##### THE DATA #####

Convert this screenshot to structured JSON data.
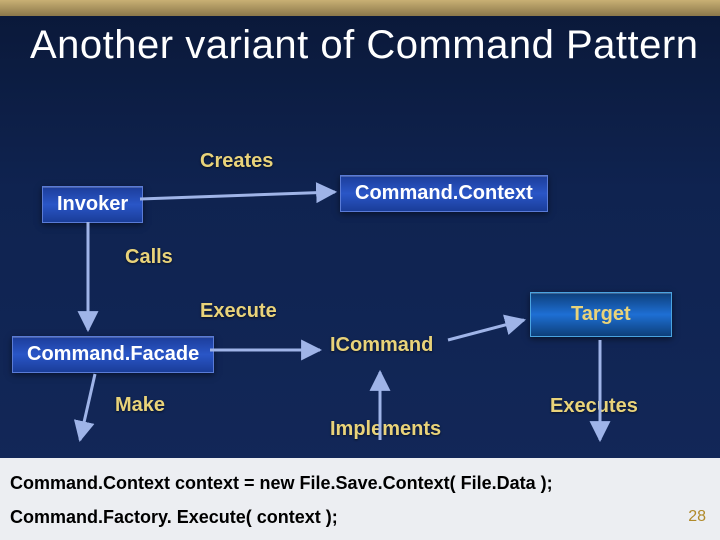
{
  "title": "Another variant of Command Pattern",
  "boxes": {
    "invoker": "Invoker",
    "commandContext": "Command.Context",
    "commandFacade": "Command.Facade",
    "target": "Target"
  },
  "labels": {
    "creates": "Creates",
    "calls": "Calls",
    "execute": "Execute",
    "icommand": "ICommand",
    "make": "Make",
    "implements": "Implements",
    "executes": "Executes"
  },
  "code": {
    "line1": "Command.Context context = new File.Save.Context( File.Data );",
    "line2": "Command.Factory. Execute( context );"
  },
  "slideNumber": "28"
}
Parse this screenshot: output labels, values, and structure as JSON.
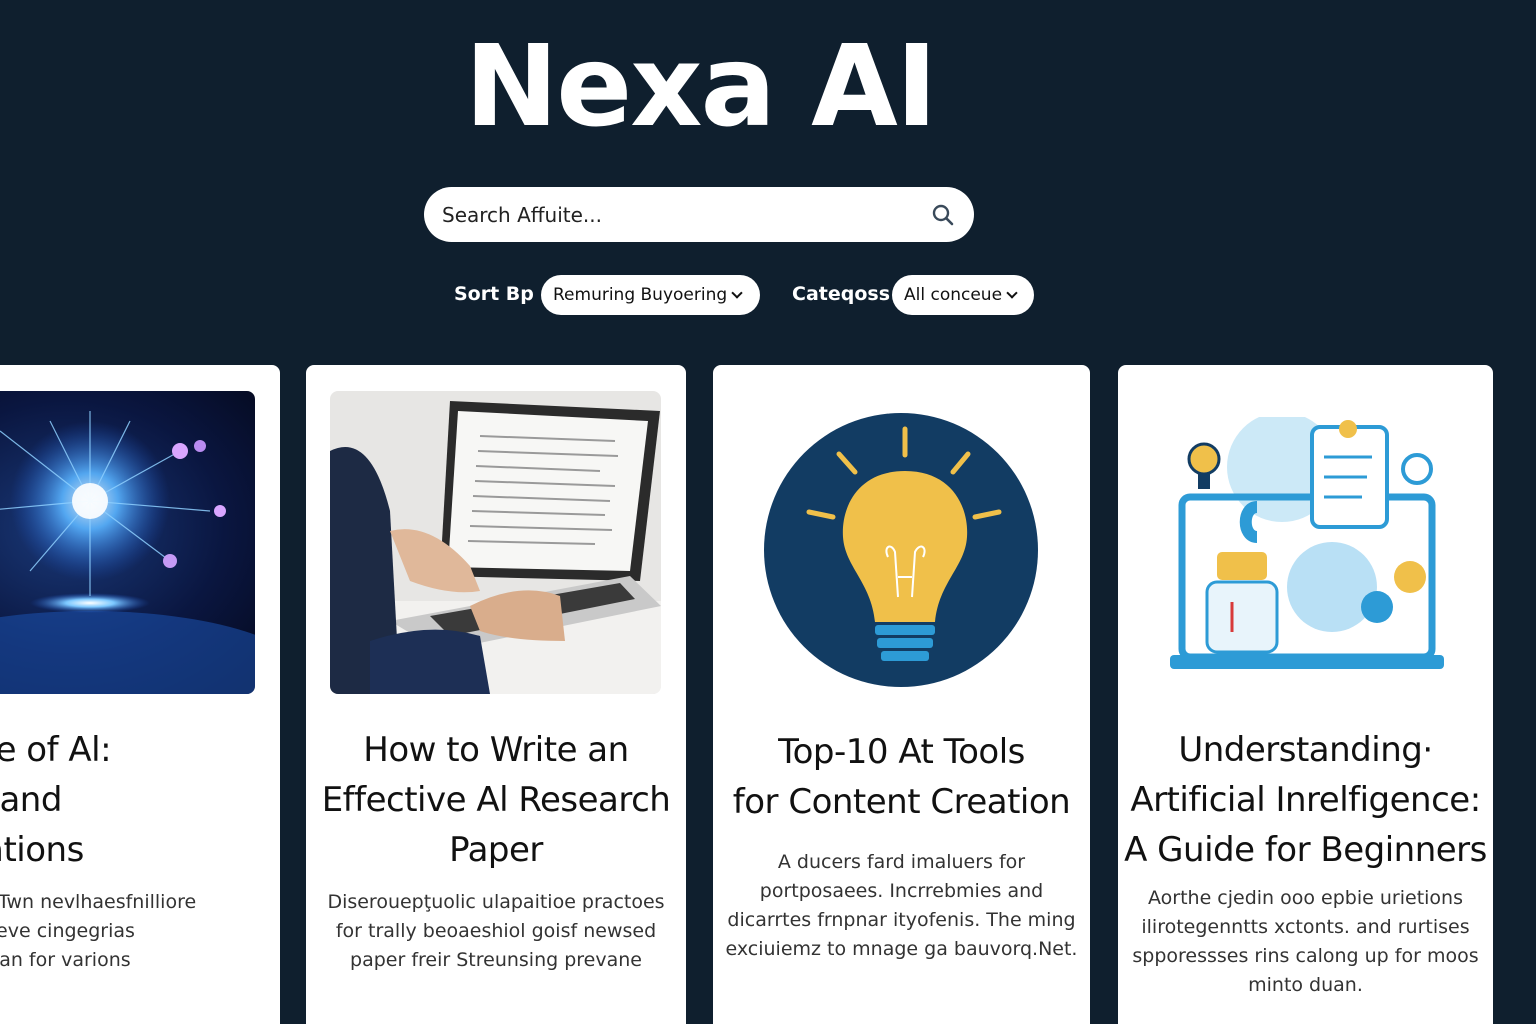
{
  "app": {
    "title": "Nexa AI"
  },
  "search": {
    "placeholder": "Search Affuite..."
  },
  "filters": {
    "sort_label": "Sort Bp",
    "sort_value": "Remuring Buyoering",
    "category_label": "Cateqoss",
    "category_value": "All conceue"
  },
  "cards": [
    {
      "title_lines": [
        "e Future of Al:",
        "Trerids and",
        "dhnovations"
      ],
      "desc_lines": [
        "Twn nevlhaesfnilliore",
        "er dias or itreve cingegrias",
        "guational upan for varions"
      ],
      "image": "neural-network-globe"
    },
    {
      "title_lines": [
        "How to Write an",
        "Effective Al Research",
        "Paper"
      ],
      "desc_lines": [
        "Diserouepţuolic ulapaitioe practoes",
        "for trally beoaeshiol goisf newsed",
        "paper freir Streunsing prevane"
      ],
      "image": "person-typing-laptop"
    },
    {
      "title_lines": [
        "Top-10 At Tools",
        "for Content Creation"
      ],
      "desc_lines": [
        "A ducers fard imaluers for",
        "portposaees. Incrrebmies and",
        "dicarrtes frnpnar ityofenis. The ming",
        "exciuiemz to mnage ga bauvorq.Net."
      ],
      "image": "lightbulb"
    },
    {
      "title_lines": [
        "Understanding·",
        "Artificial Inrelfigence:",
        "A Guide for Beginners"
      ],
      "desc_lines": [
        "Aorthe cjedin ooo epbie urietions",
        "ilirotegenntts xctonts. and rurtises",
        "spporessses rins calong up for moos",
        "minto duan."
      ],
      "image": "ai-laptop-illustration"
    }
  ],
  "colors": {
    "background": "#0f1f2e",
    "card": "#ffffff",
    "accent_blue": "#2d9bd6",
    "bulb_circle": "#123c63",
    "bulb_yellow": "#f0c04a"
  }
}
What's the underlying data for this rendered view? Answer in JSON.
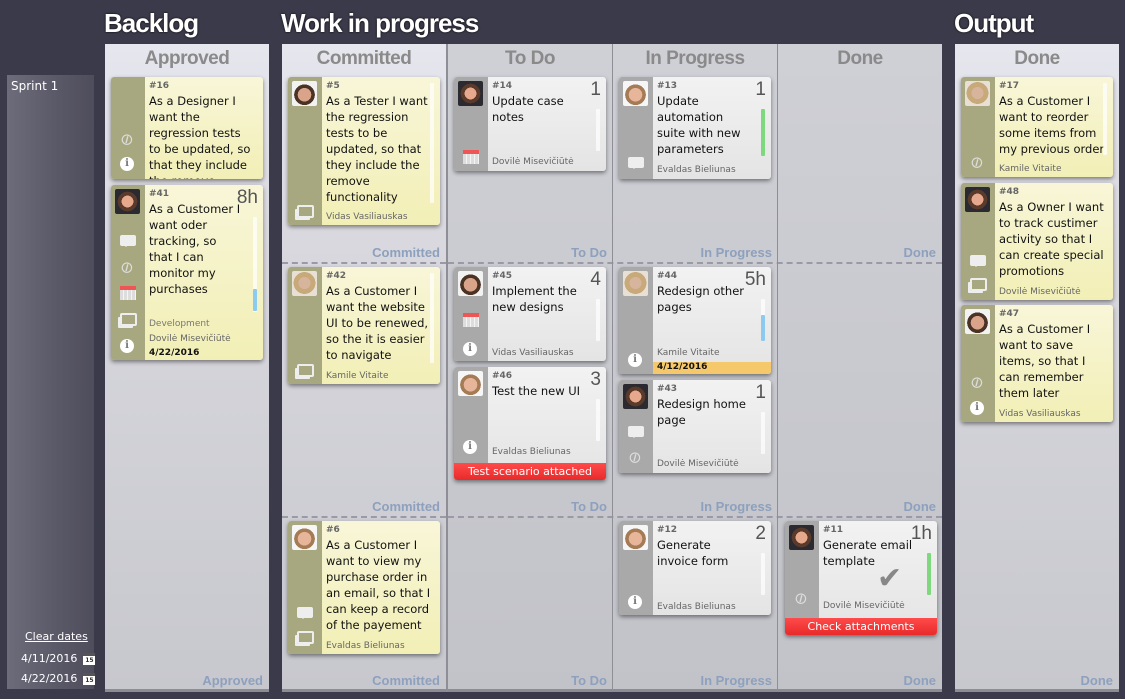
{
  "groups": {
    "backlog": "Backlog",
    "wip": "Work in progress",
    "output": "Output"
  },
  "sidebar": {
    "sprint": "Sprint 1",
    "clear_dates": "Clear dates",
    "dates": [
      "4/11/2016",
      "4/22/2016"
    ],
    "calendar_day": "15"
  },
  "columns": {
    "approved": "Approved",
    "committed": "Committed",
    "todo": "To Do",
    "inprogress": "In Progress",
    "done": "Done",
    "output_done": "Done"
  },
  "cards": {
    "c16": {
      "num": "#16",
      "title": "As a Designer I want the regression tests to be updated, so that they include the remove functionality"
    },
    "c41": {
      "num": "#41",
      "title": "As a Customer I want oder tracking, so that I can monitor my purchases",
      "estimate": "8h",
      "meta": "Development",
      "owner": "Dovilė Misevičiūtė",
      "due": "4/22/2016"
    },
    "c5": {
      "num": "#5",
      "title": "As a Tester I want the regression tests to be updated, so that they include the remove functionality",
      "owner": "Vidas Vasiliauskas"
    },
    "c42": {
      "num": "#42",
      "title": "As a Customer I want the website UI to be renewed, so the it is easier to navigate",
      "owner": "Kamile  Vitaite"
    },
    "c6": {
      "num": "#6",
      "title": "As a Customer I want to view my purchase order in an email, so that I can keep a record of the payement",
      "owner": "Evaldas Bieliunas"
    },
    "c14": {
      "num": "#14",
      "title": "Update case notes",
      "estimate": "1",
      "owner": "Dovilė Misevičiūtė"
    },
    "c45": {
      "num": "#45",
      "title": "Implement the new designs",
      "estimate": "4",
      "owner": "Vidas Vasiliauskas"
    },
    "c46": {
      "num": "#46",
      "title": "Test the new UI",
      "estimate": "3",
      "owner": "Evaldas Bieliunas",
      "banner": "Test scenario attached"
    },
    "c13": {
      "num": "#13",
      "title": "Update automation suite with new parameters",
      "estimate": "1",
      "owner": "Evaldas Bieliunas"
    },
    "c44": {
      "num": "#44",
      "title": "Redesign other pages",
      "estimate": "5h",
      "owner": "Kamile  Vitaite",
      "due": "4/12/2016"
    },
    "c43": {
      "num": "#43",
      "title": "Redesign home page",
      "estimate": "1",
      "owner": "Dovilė Misevičiūtė"
    },
    "c12": {
      "num": "#12",
      "title": "Generate invoice form",
      "estimate": "2",
      "owner": "Evaldas Bieliunas"
    },
    "c11": {
      "num": "#11",
      "title": "Generate email template",
      "estimate": "1h",
      "owner": "Dovilė Misevičiūtė",
      "banner": "Check attachments"
    },
    "c17": {
      "num": "#17",
      "title": "As a Customer I want to reorder some items from my previous order",
      "owner": "Kamile  Vitaite"
    },
    "c48": {
      "num": "#48",
      "title": "As a Owner I want to track custimer activity so that I can create special promotions",
      "owner": "Dovilė Misevičiūtė"
    },
    "c47": {
      "num": "#47",
      "title": "As a Customer I want to save items, so that I can remember them later",
      "owner": "Vidas Vasiliauskas"
    }
  },
  "colors": {
    "banner_red": "#f03a3a",
    "due_orange": "#f5c86c",
    "progress_green": "#7ed87e",
    "progress_blue": "#8ccaf0"
  }
}
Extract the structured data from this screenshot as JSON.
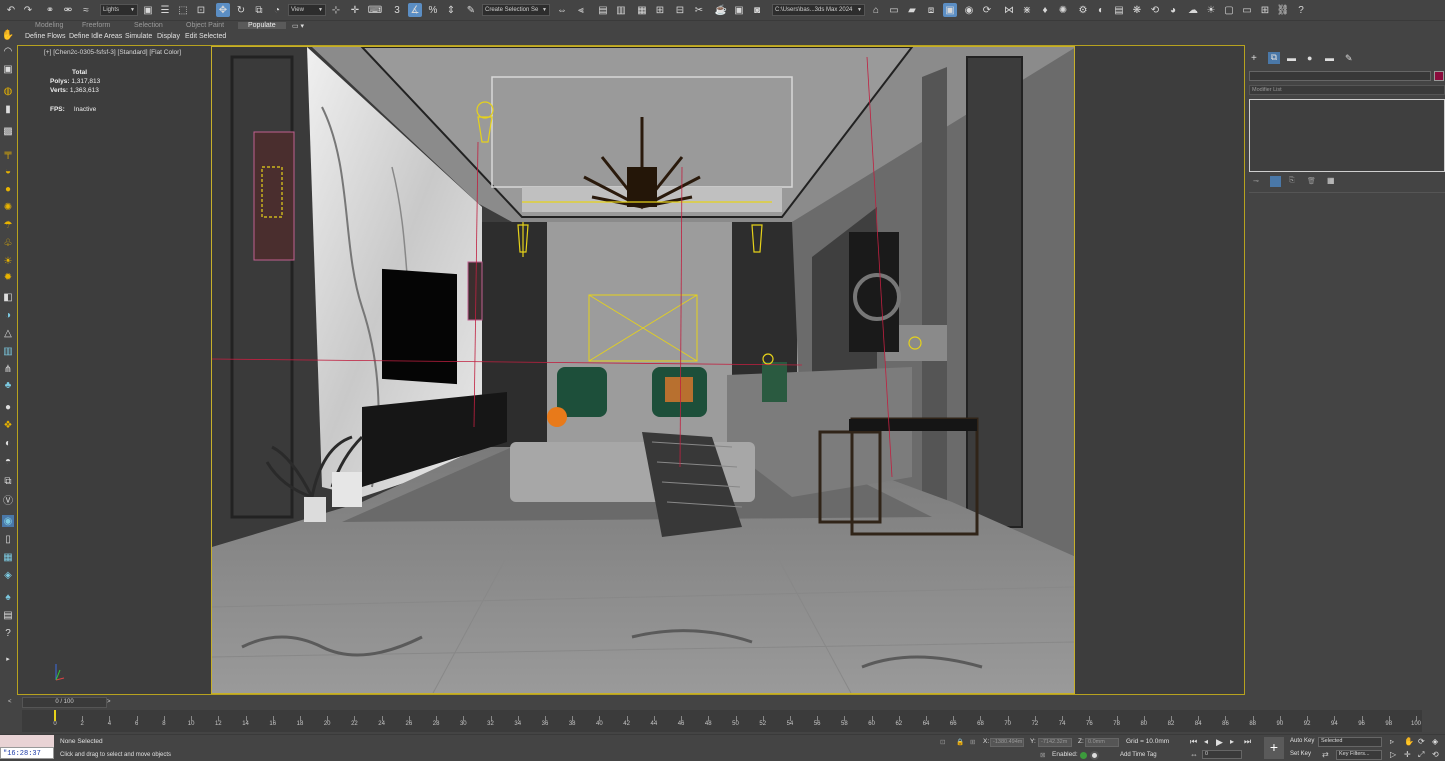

#####

Repeat the entries exactly. Pictures are excluded from the copy.

§ RESPONSE TO THIS TASK:
Convert this screenshot to structured JSON data.
{
  "title": "Another variant of Command Pattern",
  "boxes": {
    "invoker": "Invoker",
    "commandContext": "Command.Context",
    "commandFacade": "Command.Facade",
    "target": "Target"
  },
  "labels": {
    "creates": "Creates",
    "calls": "Calls",
    "execute": "Execute",
    "icommand": "ICommand",
    "make": "Make",
    "implements": "Implements",
    "executes": "Executes"
  },
  "code": {
    "line1": "Command.Context context = new File.Save.Context( File.Data );",
    "line2": "Command.Factory. Execute( context );"
  },
  "slideNumber": "28"
}
Parse this screenshot: output labels, values, and structure as JSON.
{
  "app": {
    "title": "Nexa AI"
  },
  "search": {
    "placeholder": "Search Affuite..."
  },
  "filters": {
    "sort_label": "Sort Bp",
    "sort_value": "Remuring Buyoering",
    "category_label": "Cateqoss",
    "category_value": "All conceue"
  },
  "cards": [
    {
      "title_lines": [
        "e Future of Al:",
        "Trerids and",
        "dhnovations"
      ],
      "desc_lines": [
        "Twn nevlhaesfnilliore",
        "er dias or itreve cingegrias",
        "guational upan for varions"
      ],
      "image": "neural-network-globe"
    },
    {
      "title_lines": [
        "How to Write an",
        "Effective Al Research",
        "Paper"
      ],
      "desc_lines": [
        "Diserouepţuolic ulapaitioe practoes",
        "for trally beoaeshiol goisf newsed",
        "paper freir Streunsing prevane"
      ],
      "image": "person-typing-laptop"
    },
    {
      "title_lines": [
        "Top-10 At Tools",
        "for Content Creation"
      ],
      "desc_lines": [
        "A ducers fard imaluers for",
        "portposaees. Incrrebmies and",
        "dicarrtes frnpnar ityofenis. The ming",
        "exciuiemz to mnage ga bauvorq.Net."
      ],
      "image": "lightbulb"
    },
    {
      "title_lines": [
        "Understanding·",
        "Artificial Inrelfigence:",
        "A Guide for Beginners"
      ],
      "desc_lines": [
        "Aorthe cjedin ooo epbie urietions",
        "ilirotegenntts xctonts. and rurtises",
        "spporessses rins calong up for moos",
        "minto duan."
      ],
      "image": "ai-laptop-illustration"
    }
  ],
  "colors": {
    "background": "#0f1f2e",
    "card": "#ffffff",
    "accent_blue": "#2d9bd6",
    "bulb_circle": "#123c63",
    "bulb_yellow": "#f0c04a"
  }
}
What's the underlying data for this rendered view? Answer in JSON.
{
  "groups": {
    "backlog": "Backlog",
    "wip": "Work in progress",
    "output": "Output"
  },
  "sidebar": {
    "sprint": "Sprint 1",
    "clear_dates": "Clear dates",
    "dates": [
      "4/11/2016",
      "4/22/2016"
    ],
    "calendar_day": "15"
  },
  "columns": {
    "approved": "Approved",
    "committed": "Committed",
    "todo": "To Do",
    "inprogress": "In Progress",
    "done": "Done",
    "output_done": "Done"
  },
  "cards": {
    "c16": {
      "num": "#16",
      "title": "As a Designer I want the regression tests to be updated, so that they include the remove functionality"
    },
    "c41": {
      "num": "#41",
      "title": "As a Customer I want oder tracking, so that I can monitor my purchases",
      "estimate": "8h",
      "meta": "Development",
      "owner": "Dovilė Misevičiūtė",
      "due": "4/22/2016"
    },
    "c5": {
      "num": "#5",
      "title": "As a Tester I want the regression tests to be updated, so that they include the remove functionality",
      "owner": "Vidas Vasiliauskas"
    },
    "c42": {
      "num": "#42",
      "title": "As a Customer I want the website UI to be renewed, so the it is easier to navigate",
      "owner": "Kamile  Vitaite"
    },
    "c6": {
      "num": "#6",
      "title": "As a Customer I want to view my purchase order in an email, so that I can keep a record of the payement",
      "owner": "Evaldas Bieliunas"
    },
    "c14": {
      "num": "#14",
      "title": "Update case notes",
      "estimate": "1",
      "owner": "Dovilė Misevičiūtė"
    },
    "c45": {
      "num": "#45",
      "title": "Implement the new designs",
      "estimate": "4",
      "owner": "Vidas Vasiliauskas"
    },
    "c46": {
      "num": "#46",
      "title": "Test the new UI",
      "estimate": "3",
      "owner": "Evaldas Bieliunas",
      "banner": "Test scenario attached"
    },
    "c13": {
      "num": "#13",
      "title": "Update automation suite with new parameters",
      "estimate": "1",
      "owner": "Evaldas Bieliunas"
    },
    "c44": {
      "num": "#44",
      "title": "Redesign other pages",
      "estimate": "5h",
      "owner": "Kamile  Vitaite",
      "due": "4/12/2016"
    },
    "c43": {
      "num": "#43",
      "title": "Redesign home page",
      "estimate": "1",
      "owner": "Dovilė Misevičiūtė"
    },
    "c12": {
      "num": "#12",
      "title": "Generate invoice form",
      "estimate": "2",
      "owner": "Evaldas Bieliunas"
    },
    "c11": {
      "num": "#11",
      "title": "Generate email template",
      "estimate": "1h",
      "owner": "Dovilė Misevičiūtė",
      "banner": "Check attachments"
    },
    "c17": {
      "num": "#17",
      "title": "As a Customer I want to reorder some items from my previous order",
      "owner": "Kamile  Vitaite"
    },
    "c48": {
      "num": "#48",
      "title": "As a Owner I want to track custimer activity so that I can create special promotions",
      "owner": "Dovilė Misevičiūtė"
    },
    "c47": {
      "num": "#47",
      "title": "As a Customer I want to save items, so that I can remember them later",
      "owner": "Vidas Vasiliauskas"
    }
  },
  "colors": {
    "banner_red": "#f03a3a",
    "due_orange": "#f5c86c",
    "progress_green": "#7ed87e",
    "progress_blue": "#8ccaf0"
  }
}
Extract the structured data from this screenshot as JSON.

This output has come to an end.